Figure dataset records
★ ★ ★
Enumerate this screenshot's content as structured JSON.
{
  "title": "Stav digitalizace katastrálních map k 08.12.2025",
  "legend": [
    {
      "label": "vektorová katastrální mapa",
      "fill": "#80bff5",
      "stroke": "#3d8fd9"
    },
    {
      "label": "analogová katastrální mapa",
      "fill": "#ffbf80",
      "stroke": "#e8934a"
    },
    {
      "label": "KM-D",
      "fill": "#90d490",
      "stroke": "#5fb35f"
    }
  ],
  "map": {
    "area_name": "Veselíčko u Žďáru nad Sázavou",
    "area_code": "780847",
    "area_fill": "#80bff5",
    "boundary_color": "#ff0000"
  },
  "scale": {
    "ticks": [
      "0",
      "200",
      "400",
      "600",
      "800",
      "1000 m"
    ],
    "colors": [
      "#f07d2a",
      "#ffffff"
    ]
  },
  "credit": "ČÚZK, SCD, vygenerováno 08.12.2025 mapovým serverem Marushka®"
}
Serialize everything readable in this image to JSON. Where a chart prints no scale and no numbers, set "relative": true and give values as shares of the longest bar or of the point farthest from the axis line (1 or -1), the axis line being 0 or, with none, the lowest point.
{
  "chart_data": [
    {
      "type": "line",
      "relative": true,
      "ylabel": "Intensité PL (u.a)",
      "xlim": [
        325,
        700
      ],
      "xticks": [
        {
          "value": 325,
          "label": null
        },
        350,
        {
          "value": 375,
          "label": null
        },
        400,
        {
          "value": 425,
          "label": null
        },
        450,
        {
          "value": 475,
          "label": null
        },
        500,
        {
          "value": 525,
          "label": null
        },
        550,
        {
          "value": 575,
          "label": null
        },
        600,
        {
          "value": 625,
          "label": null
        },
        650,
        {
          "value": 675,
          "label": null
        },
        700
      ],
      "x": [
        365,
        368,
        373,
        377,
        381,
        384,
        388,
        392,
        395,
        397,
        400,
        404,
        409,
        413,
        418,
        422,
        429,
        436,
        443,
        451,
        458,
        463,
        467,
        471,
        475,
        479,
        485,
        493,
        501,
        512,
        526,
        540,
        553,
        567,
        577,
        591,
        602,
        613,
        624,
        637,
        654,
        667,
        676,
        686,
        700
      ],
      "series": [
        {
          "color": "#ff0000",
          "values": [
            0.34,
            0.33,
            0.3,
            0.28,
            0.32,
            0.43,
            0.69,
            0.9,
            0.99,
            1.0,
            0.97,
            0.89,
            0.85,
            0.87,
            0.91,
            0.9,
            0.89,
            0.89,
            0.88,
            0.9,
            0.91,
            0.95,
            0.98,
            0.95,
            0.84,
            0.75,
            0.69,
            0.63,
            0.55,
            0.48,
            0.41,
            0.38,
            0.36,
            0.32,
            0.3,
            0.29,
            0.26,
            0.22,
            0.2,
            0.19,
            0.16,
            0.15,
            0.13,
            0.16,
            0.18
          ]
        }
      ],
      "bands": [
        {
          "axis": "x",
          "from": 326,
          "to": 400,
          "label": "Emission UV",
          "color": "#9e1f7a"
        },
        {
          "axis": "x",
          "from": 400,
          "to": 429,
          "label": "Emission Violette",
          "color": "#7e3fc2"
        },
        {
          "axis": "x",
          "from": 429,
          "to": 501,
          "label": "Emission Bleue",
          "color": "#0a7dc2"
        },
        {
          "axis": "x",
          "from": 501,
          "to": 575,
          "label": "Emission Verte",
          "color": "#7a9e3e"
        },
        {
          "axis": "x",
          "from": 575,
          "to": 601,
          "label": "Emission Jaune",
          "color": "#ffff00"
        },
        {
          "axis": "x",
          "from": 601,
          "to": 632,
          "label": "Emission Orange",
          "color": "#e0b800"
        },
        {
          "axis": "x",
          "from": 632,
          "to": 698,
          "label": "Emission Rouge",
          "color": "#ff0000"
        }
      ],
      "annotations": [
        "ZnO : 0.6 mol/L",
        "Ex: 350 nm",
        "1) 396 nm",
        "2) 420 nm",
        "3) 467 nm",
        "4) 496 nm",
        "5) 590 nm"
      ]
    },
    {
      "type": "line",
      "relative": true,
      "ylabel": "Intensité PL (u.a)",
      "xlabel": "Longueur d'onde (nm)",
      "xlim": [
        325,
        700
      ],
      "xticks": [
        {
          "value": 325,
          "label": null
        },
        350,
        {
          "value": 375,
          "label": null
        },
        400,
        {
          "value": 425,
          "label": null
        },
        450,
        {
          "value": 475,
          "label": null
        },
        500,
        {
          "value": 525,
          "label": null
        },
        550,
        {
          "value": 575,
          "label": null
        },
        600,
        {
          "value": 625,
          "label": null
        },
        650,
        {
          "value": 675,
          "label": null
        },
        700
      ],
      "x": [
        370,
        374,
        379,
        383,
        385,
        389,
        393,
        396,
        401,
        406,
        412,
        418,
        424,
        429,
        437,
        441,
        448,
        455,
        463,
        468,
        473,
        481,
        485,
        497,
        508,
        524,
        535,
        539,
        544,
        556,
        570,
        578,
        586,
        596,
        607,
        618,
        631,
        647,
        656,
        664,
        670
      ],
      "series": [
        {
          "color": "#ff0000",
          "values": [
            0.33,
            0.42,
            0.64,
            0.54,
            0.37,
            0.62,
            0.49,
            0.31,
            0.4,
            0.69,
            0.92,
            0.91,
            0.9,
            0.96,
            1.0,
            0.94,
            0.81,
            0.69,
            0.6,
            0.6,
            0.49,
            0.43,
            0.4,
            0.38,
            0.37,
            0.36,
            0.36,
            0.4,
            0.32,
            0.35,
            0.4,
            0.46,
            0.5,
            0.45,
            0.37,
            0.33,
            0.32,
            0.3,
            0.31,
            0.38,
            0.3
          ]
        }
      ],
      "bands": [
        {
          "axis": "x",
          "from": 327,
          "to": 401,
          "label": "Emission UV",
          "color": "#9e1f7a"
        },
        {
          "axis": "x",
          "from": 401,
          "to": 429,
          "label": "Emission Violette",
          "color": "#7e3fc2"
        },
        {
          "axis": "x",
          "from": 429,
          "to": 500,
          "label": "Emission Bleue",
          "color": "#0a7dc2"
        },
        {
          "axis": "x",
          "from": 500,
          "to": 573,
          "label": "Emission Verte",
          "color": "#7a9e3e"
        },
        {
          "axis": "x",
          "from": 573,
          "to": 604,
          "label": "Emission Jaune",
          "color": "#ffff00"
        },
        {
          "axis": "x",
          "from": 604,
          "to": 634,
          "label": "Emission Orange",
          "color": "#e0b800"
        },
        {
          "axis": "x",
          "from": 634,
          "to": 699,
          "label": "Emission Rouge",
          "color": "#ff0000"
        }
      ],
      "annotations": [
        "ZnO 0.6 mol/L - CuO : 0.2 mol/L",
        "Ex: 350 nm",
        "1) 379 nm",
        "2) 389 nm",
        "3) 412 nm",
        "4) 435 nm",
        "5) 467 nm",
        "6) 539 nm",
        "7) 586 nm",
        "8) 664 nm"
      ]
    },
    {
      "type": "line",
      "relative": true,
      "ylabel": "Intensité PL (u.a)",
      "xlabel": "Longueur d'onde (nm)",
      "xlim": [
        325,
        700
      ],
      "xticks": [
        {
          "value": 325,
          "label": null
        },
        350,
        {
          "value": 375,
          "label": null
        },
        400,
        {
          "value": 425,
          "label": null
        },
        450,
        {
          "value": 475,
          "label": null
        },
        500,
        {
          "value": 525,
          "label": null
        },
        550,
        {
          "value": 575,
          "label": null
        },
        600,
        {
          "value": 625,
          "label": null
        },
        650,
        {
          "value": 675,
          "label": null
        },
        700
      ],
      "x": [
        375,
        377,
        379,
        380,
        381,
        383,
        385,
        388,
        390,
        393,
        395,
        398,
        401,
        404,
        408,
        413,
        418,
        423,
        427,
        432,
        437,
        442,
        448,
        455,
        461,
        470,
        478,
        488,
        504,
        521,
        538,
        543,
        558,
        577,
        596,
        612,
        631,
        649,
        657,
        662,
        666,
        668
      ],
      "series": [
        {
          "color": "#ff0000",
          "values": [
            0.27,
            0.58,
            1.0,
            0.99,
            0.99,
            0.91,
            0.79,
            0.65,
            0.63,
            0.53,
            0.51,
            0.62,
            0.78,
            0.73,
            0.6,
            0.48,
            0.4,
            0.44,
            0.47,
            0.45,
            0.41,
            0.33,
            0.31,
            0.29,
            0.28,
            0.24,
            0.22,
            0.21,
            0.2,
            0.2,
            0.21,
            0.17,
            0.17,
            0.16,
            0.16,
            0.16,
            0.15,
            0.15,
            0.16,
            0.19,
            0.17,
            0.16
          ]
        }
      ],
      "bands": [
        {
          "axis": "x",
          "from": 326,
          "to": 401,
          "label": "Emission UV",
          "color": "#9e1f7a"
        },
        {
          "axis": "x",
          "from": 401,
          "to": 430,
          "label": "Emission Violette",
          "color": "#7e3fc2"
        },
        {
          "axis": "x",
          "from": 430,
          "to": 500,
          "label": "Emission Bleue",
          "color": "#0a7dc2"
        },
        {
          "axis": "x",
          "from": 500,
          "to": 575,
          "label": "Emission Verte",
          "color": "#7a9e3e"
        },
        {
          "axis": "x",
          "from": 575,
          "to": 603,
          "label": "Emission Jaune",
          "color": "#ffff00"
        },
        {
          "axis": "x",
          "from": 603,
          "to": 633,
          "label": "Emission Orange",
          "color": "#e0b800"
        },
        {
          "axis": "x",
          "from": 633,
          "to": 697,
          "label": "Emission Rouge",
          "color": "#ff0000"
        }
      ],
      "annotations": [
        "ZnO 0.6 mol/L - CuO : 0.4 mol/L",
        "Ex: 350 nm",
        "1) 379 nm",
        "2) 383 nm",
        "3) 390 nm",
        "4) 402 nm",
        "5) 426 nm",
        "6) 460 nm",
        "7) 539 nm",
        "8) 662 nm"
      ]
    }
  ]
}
★ ★ ★
§ **REQUIREMENTS**
Copy each line that contains the word "stroke".

§ **THE RESULT**
      "stroke": "#3d8fd9"
      "stroke": "#e8934a"
      "stroke": "#5fb35f"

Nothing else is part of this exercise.